►

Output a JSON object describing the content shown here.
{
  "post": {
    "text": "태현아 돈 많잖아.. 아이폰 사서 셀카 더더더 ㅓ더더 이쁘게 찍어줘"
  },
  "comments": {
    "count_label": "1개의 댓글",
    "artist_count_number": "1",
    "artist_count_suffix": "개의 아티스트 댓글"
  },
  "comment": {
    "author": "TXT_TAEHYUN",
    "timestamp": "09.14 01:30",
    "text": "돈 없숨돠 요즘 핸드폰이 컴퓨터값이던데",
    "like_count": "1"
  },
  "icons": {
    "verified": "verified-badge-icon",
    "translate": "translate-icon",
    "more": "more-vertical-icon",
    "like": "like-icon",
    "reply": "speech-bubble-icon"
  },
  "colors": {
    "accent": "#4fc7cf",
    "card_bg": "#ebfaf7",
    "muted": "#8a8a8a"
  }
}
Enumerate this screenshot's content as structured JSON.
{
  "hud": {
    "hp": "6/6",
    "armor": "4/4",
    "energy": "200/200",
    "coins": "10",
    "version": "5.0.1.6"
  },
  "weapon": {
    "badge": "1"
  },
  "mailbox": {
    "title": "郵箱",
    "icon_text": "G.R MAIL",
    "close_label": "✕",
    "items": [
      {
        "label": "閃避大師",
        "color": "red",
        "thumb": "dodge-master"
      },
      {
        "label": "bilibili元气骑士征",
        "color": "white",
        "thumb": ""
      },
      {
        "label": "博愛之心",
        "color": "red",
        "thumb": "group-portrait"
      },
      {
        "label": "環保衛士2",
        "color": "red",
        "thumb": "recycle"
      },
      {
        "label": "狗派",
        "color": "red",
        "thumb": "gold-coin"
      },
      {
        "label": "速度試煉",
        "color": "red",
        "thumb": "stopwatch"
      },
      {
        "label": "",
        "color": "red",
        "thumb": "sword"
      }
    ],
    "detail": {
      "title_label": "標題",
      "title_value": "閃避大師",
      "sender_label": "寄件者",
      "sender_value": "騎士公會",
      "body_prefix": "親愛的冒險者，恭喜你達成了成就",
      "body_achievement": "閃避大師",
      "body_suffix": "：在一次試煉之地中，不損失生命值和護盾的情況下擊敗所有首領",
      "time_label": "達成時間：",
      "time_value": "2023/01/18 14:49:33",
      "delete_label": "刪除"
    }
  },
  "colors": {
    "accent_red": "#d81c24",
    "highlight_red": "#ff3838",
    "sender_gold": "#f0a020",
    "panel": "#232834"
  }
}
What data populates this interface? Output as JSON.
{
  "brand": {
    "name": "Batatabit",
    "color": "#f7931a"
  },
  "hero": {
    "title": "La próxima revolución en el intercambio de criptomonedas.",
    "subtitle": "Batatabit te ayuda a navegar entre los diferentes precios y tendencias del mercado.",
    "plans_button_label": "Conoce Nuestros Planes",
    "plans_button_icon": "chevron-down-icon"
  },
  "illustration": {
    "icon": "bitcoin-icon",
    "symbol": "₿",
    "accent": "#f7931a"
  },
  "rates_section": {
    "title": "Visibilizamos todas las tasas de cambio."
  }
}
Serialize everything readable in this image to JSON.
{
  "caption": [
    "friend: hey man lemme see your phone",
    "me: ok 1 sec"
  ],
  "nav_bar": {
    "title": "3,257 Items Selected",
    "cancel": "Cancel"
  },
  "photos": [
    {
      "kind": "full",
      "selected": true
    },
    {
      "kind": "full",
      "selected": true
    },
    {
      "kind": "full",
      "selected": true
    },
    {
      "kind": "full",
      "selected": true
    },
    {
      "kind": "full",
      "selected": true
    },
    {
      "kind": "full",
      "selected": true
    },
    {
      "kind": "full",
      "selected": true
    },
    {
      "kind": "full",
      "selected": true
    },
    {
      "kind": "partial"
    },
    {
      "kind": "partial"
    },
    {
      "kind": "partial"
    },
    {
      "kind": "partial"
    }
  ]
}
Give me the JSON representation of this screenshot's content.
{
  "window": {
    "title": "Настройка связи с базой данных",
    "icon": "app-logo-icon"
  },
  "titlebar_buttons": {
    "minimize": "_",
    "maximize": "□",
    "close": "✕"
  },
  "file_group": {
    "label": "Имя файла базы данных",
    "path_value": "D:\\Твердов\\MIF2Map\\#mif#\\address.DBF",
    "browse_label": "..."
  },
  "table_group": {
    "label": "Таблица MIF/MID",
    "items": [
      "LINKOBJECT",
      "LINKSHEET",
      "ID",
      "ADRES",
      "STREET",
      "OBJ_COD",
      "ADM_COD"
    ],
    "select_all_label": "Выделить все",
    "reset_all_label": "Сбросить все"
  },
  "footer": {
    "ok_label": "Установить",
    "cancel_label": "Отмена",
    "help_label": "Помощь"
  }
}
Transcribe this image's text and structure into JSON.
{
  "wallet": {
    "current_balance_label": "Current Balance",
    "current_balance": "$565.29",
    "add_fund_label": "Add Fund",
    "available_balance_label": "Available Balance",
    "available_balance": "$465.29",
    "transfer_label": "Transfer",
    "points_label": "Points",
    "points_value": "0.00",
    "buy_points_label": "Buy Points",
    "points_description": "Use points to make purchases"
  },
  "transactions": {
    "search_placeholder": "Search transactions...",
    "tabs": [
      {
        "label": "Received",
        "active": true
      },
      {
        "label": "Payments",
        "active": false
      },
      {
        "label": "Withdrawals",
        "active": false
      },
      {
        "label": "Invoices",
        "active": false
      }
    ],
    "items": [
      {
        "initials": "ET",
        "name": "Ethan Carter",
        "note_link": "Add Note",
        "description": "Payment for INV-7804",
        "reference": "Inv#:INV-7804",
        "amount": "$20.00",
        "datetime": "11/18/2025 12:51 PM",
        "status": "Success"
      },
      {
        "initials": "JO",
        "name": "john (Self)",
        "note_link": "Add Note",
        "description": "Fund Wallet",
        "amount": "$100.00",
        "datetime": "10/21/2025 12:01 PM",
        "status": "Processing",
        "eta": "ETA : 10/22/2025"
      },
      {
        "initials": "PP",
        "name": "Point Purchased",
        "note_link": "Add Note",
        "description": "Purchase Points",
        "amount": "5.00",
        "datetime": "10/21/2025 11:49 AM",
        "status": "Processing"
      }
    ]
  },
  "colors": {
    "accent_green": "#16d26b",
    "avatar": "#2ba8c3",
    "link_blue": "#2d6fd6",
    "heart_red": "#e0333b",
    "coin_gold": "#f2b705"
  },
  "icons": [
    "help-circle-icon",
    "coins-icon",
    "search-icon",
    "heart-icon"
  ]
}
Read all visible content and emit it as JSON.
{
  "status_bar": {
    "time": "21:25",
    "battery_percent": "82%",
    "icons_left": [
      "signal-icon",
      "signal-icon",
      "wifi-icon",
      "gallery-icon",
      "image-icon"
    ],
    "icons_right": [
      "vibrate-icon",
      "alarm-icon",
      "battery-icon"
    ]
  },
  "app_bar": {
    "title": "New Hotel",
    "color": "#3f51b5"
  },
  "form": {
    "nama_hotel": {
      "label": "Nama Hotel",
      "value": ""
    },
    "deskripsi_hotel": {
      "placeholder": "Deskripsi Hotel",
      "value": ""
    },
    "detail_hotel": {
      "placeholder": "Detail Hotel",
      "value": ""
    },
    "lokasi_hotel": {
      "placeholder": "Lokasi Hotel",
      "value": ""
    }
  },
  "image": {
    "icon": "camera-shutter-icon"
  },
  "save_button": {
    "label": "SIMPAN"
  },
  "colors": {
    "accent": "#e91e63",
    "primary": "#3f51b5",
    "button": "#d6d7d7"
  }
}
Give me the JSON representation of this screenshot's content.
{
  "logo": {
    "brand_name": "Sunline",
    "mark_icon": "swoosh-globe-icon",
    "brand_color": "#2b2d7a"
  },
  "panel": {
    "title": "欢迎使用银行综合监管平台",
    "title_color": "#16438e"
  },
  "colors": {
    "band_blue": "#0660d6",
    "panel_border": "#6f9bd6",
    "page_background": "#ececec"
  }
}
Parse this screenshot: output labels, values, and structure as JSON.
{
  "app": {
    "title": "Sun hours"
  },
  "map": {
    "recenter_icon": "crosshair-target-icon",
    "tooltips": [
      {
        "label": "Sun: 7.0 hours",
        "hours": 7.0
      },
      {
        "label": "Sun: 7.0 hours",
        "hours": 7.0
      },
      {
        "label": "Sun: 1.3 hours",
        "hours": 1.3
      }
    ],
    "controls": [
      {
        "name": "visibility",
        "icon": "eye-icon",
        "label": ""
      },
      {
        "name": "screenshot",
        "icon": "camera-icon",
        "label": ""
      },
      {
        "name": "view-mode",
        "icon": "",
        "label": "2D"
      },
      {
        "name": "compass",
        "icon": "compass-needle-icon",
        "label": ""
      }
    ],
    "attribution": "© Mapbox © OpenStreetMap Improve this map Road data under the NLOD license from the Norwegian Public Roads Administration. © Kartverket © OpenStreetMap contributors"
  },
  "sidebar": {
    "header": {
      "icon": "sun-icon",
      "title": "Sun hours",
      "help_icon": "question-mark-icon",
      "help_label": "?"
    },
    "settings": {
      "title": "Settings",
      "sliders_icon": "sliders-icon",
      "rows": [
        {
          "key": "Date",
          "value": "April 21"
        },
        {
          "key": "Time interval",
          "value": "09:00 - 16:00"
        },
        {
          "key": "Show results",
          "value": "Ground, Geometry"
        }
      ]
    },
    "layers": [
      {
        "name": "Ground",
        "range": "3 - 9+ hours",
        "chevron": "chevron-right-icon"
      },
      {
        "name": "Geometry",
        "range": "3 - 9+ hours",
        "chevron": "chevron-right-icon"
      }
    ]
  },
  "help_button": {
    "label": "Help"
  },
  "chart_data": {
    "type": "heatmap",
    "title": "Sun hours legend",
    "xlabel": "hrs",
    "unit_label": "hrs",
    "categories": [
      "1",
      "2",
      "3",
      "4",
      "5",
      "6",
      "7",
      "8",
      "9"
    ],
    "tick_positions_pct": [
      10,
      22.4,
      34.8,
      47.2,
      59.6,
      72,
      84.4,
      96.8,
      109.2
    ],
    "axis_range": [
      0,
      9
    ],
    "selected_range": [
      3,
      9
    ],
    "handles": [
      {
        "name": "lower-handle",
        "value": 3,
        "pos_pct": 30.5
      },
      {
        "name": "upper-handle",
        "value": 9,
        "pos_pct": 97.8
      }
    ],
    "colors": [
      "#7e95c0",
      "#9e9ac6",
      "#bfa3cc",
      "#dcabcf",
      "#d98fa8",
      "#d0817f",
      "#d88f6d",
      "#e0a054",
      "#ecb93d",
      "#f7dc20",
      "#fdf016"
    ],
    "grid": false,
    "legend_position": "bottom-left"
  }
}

◄

Exercise prompt:
Gather each line in these records that contains the string "compass".

Reply:
        "name": "compass",
        "icon": "compass-needle-icon",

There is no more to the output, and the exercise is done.